§ Task description:
Without including any pictures, copy each entry below exactly.

§ Data for processing:
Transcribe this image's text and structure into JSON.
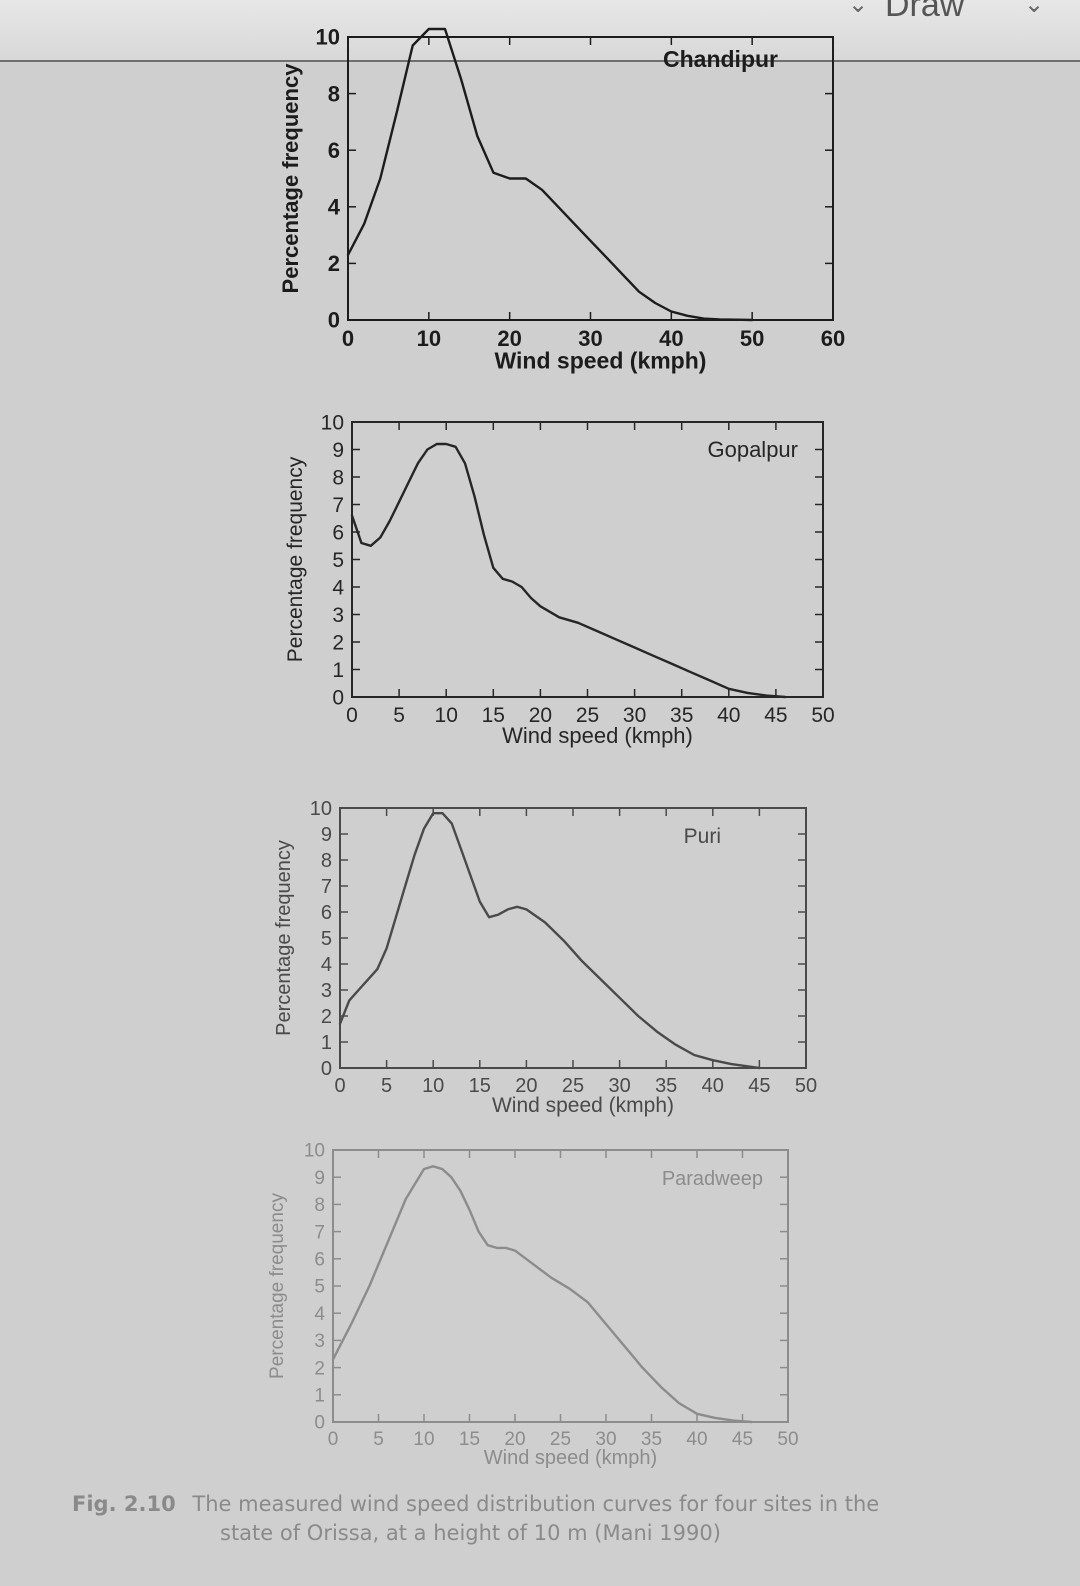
{
  "toolbar": {
    "menu_label": "Draw"
  },
  "caption": {
    "label": "Fig. 2.10",
    "line1": "The measured wind speed distribution curves for four sites in the",
    "line2": "state of Orissa, at a height of 10 m (Mani 1990)"
  },
  "chart_data": [
    {
      "type": "line",
      "title": "Chandipur",
      "xlabel": "Wind speed (kmph)",
      "ylabel": "Percentage frequency",
      "xlim": [
        0,
        60
      ],
      "ylim": [
        0,
        10
      ],
      "xticks": [
        0,
        10,
        20,
        30,
        40,
        50,
        60
      ],
      "yticks": [
        0,
        2,
        4,
        6,
        8,
        10
      ],
      "grid": false,
      "legend": "top-right",
      "series": [
        {
          "x": [
            0,
            2,
            4,
            6,
            8,
            10,
            12,
            14,
            16,
            18,
            20,
            22,
            24,
            26,
            28,
            30,
            32,
            34,
            36,
            38,
            40,
            42,
            44,
            46,
            48,
            50
          ],
          "values": [
            2.3,
            3.4,
            5.0,
            7.3,
            9.7,
            11.2,
            10.5,
            8.5,
            6.5,
            5.2,
            5.0,
            5.0,
            4.6,
            4.0,
            3.4,
            2.8,
            2.2,
            1.6,
            1.0,
            0.6,
            0.3,
            0.15,
            0.05,
            0.02,
            0.01,
            0.0
          ]
        }
      ]
    },
    {
      "type": "line",
      "title": "Gopalpur",
      "xlabel": "Wind speed (kmph)",
      "ylabel": "Percentage frequency",
      "xlim": [
        0,
        50
      ],
      "ylim": [
        0,
        10
      ],
      "xticks": [
        0,
        5,
        10,
        15,
        20,
        25,
        30,
        35,
        40,
        45,
        50
      ],
      "yticks": [
        0,
        1,
        2,
        3,
        4,
        5,
        6,
        7,
        8,
        9,
        10
      ],
      "grid": false,
      "legend": "top-right",
      "series": [
        {
          "x": [
            0,
            1,
            2,
            3,
            4,
            5,
            6,
            7,
            8,
            9,
            10,
            11,
            12,
            13,
            14,
            15,
            16,
            17,
            18,
            19,
            20,
            22,
            24,
            26,
            28,
            30,
            32,
            34,
            36,
            38,
            40,
            42,
            44,
            46
          ],
          "values": [
            6.6,
            5.6,
            5.5,
            5.8,
            6.4,
            7.1,
            7.8,
            8.5,
            9.0,
            9.2,
            9.2,
            9.1,
            8.5,
            7.3,
            5.9,
            4.7,
            4.3,
            4.2,
            4.0,
            3.6,
            3.3,
            2.9,
            2.7,
            2.4,
            2.1,
            1.8,
            1.5,
            1.2,
            0.9,
            0.6,
            0.3,
            0.15,
            0.05,
            0.0
          ]
        }
      ]
    },
    {
      "type": "line",
      "title": "Puri",
      "xlabel": "Wind speed (kmph)",
      "ylabel": "Percentage frequency",
      "xlim": [
        0,
        50
      ],
      "ylim": [
        0,
        10
      ],
      "xticks": [
        0,
        5,
        10,
        15,
        20,
        25,
        30,
        35,
        40,
        45,
        50
      ],
      "yticks": [
        0,
        1,
        2,
        3,
        4,
        5,
        6,
        7,
        8,
        9,
        10
      ],
      "grid": false,
      "legend": "top-right",
      "series": [
        {
          "x": [
            0,
            1,
            2,
            3,
            4,
            5,
            6,
            7,
            8,
            9,
            10,
            11,
            12,
            13,
            14,
            15,
            16,
            17,
            18,
            19,
            20,
            22,
            24,
            26,
            28,
            30,
            32,
            34,
            36,
            38,
            40,
            42,
            44,
            45
          ],
          "values": [
            1.7,
            2.6,
            3.0,
            3.4,
            3.8,
            4.6,
            5.8,
            7.0,
            8.2,
            9.2,
            9.8,
            9.8,
            9.4,
            8.4,
            7.4,
            6.4,
            5.8,
            5.9,
            6.1,
            6.2,
            6.1,
            5.6,
            4.9,
            4.1,
            3.4,
            2.7,
            2.0,
            1.4,
            0.9,
            0.5,
            0.3,
            0.15,
            0.05,
            0.0
          ]
        }
      ]
    },
    {
      "type": "line",
      "title": "Paradweep",
      "xlabel": "Wind speed (kmph)",
      "ylabel": "Percentage frequency",
      "xlim": [
        0,
        50
      ],
      "ylim": [
        0,
        10
      ],
      "xticks": [
        0,
        5,
        10,
        15,
        20,
        25,
        30,
        35,
        40,
        45,
        50
      ],
      "yticks": [
        0,
        1,
        2,
        3,
        4,
        5,
        6,
        7,
        8,
        9,
        10
      ],
      "grid": false,
      "legend": "top-right",
      "series": [
        {
          "x": [
            0,
            2,
            4,
            6,
            8,
            10,
            11,
            12,
            13,
            14,
            15,
            16,
            17,
            18,
            19,
            20,
            22,
            24,
            26,
            28,
            30,
            32,
            34,
            36,
            38,
            40,
            42,
            44,
            46
          ],
          "values": [
            2.3,
            3.6,
            5.0,
            6.6,
            8.2,
            9.3,
            9.4,
            9.3,
            9.0,
            8.5,
            7.8,
            7.0,
            6.5,
            6.4,
            6.4,
            6.3,
            5.8,
            5.3,
            4.9,
            4.4,
            3.6,
            2.8,
            2.0,
            1.3,
            0.7,
            0.3,
            0.15,
            0.05,
            0.0
          ]
        }
      ]
    }
  ]
}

§ Answer below:
Transcribe this image's text and structure into JSON.
{
  "toolbar": {
    "menu_label": "Draw"
  },
  "caption": {
    "label": "Fig. 2.10",
    "line1": "The measured wind speed distribution curves for four sites in the",
    "line2": "state of Orissa, at a height of 10 m (Mani 1990)"
  },
  "chart_data": [
    {
      "type": "line",
      "title": "Chandipur",
      "xlabel": "Wind speed (kmph)",
      "ylabel": "Percentage frequency",
      "xlim": [
        0,
        60
      ],
      "ylim": [
        0,
        10
      ],
      "xticks": [
        0,
        10,
        20,
        30,
        40,
        50,
        60
      ],
      "yticks": [
        0,
        2,
        4,
        6,
        8,
        10
      ],
      "grid": false,
      "legend": "top-right",
      "series": [
        {
          "x": [
            0,
            2,
            4,
            6,
            8,
            10,
            12,
            14,
            16,
            18,
            20,
            22,
            24,
            26,
            28,
            30,
            32,
            34,
            36,
            38,
            40,
            42,
            44,
            46,
            48,
            50
          ],
          "values": [
            2.3,
            3.4,
            5.0,
            7.3,
            9.7,
            11.2,
            10.5,
            8.5,
            6.5,
            5.2,
            5.0,
            5.0,
            4.6,
            4.0,
            3.4,
            2.8,
            2.2,
            1.6,
            1.0,
            0.6,
            0.3,
            0.15,
            0.05,
            0.02,
            0.01,
            0.0
          ]
        }
      ]
    },
    {
      "type": "line",
      "title": "Gopalpur",
      "xlabel": "Wind speed (kmph)",
      "ylabel": "Percentage frequency",
      "xlim": [
        0,
        50
      ],
      "ylim": [
        0,
        10
      ],
      "xticks": [
        0,
        5,
        10,
        15,
        20,
        25,
        30,
        35,
        40,
        45,
        50
      ],
      "yticks": [
        0,
        1,
        2,
        3,
        4,
        5,
        6,
        7,
        8,
        9,
        10
      ],
      "grid": false,
      "legend": "top-right",
      "series": [
        {
          "x": [
            0,
            1,
            2,
            3,
            4,
            5,
            6,
            7,
            8,
            9,
            10,
            11,
            12,
            13,
            14,
            15,
            16,
            17,
            18,
            19,
            20,
            22,
            24,
            26,
            28,
            30,
            32,
            34,
            36,
            38,
            40,
            42,
            44,
            46
          ],
          "values": [
            6.6,
            5.6,
            5.5,
            5.8,
            6.4,
            7.1,
            7.8,
            8.5,
            9.0,
            9.2,
            9.2,
            9.1,
            8.5,
            7.3,
            5.9,
            4.7,
            4.3,
            4.2,
            4.0,
            3.6,
            3.3,
            2.9,
            2.7,
            2.4,
            2.1,
            1.8,
            1.5,
            1.2,
            0.9,
            0.6,
            0.3,
            0.15,
            0.05,
            0.0
          ]
        }
      ]
    },
    {
      "type": "line",
      "title": "Puri",
      "xlabel": "Wind speed (kmph)",
      "ylabel": "Percentage frequency",
      "xlim": [
        0,
        50
      ],
      "ylim": [
        0,
        10
      ],
      "xticks": [
        0,
        5,
        10,
        15,
        20,
        25,
        30,
        35,
        40,
        45,
        50
      ],
      "yticks": [
        0,
        1,
        2,
        3,
        4,
        5,
        6,
        7,
        8,
        9,
        10
      ],
      "grid": false,
      "legend": "top-right",
      "series": [
        {
          "x": [
            0,
            1,
            2,
            3,
            4,
            5,
            6,
            7,
            8,
            9,
            10,
            11,
            12,
            13,
            14,
            15,
            16,
            17,
            18,
            19,
            20,
            22,
            24,
            26,
            28,
            30,
            32,
            34,
            36,
            38,
            40,
            42,
            44,
            45
          ],
          "values": [
            1.7,
            2.6,
            3.0,
            3.4,
            3.8,
            4.6,
            5.8,
            7.0,
            8.2,
            9.2,
            9.8,
            9.8,
            9.4,
            8.4,
            7.4,
            6.4,
            5.8,
            5.9,
            6.1,
            6.2,
            6.1,
            5.6,
            4.9,
            4.1,
            3.4,
            2.7,
            2.0,
            1.4,
            0.9,
            0.5,
            0.3,
            0.15,
            0.05,
            0.0
          ]
        }
      ]
    },
    {
      "type": "line",
      "title": "Paradweep",
      "xlabel": "Wind speed (kmph)",
      "ylabel": "Percentage frequency",
      "xlim": [
        0,
        50
      ],
      "ylim": [
        0,
        10
      ],
      "xticks": [
        0,
        5,
        10,
        15,
        20,
        25,
        30,
        35,
        40,
        45,
        50
      ],
      "yticks": [
        0,
        1,
        2,
        3,
        4,
        5,
        6,
        7,
        8,
        9,
        10
      ],
      "grid": false,
      "legend": "top-right",
      "series": [
        {
          "x": [
            0,
            2,
            4,
            6,
            8,
            10,
            11,
            12,
            13,
            14,
            15,
            16,
            17,
            18,
            19,
            20,
            22,
            24,
            26,
            28,
            30,
            32,
            34,
            36,
            38,
            40,
            42,
            44,
            46
          ],
          "values": [
            2.3,
            3.6,
            5.0,
            6.6,
            8.2,
            9.3,
            9.4,
            9.3,
            9.0,
            8.5,
            7.8,
            7.0,
            6.5,
            6.4,
            6.4,
            6.3,
            5.8,
            5.3,
            4.9,
            4.4,
            3.6,
            2.8,
            2.0,
            1.3,
            0.7,
            0.3,
            0.15,
            0.05,
            0.0
          ]
        }
      ]
    }
  ]
}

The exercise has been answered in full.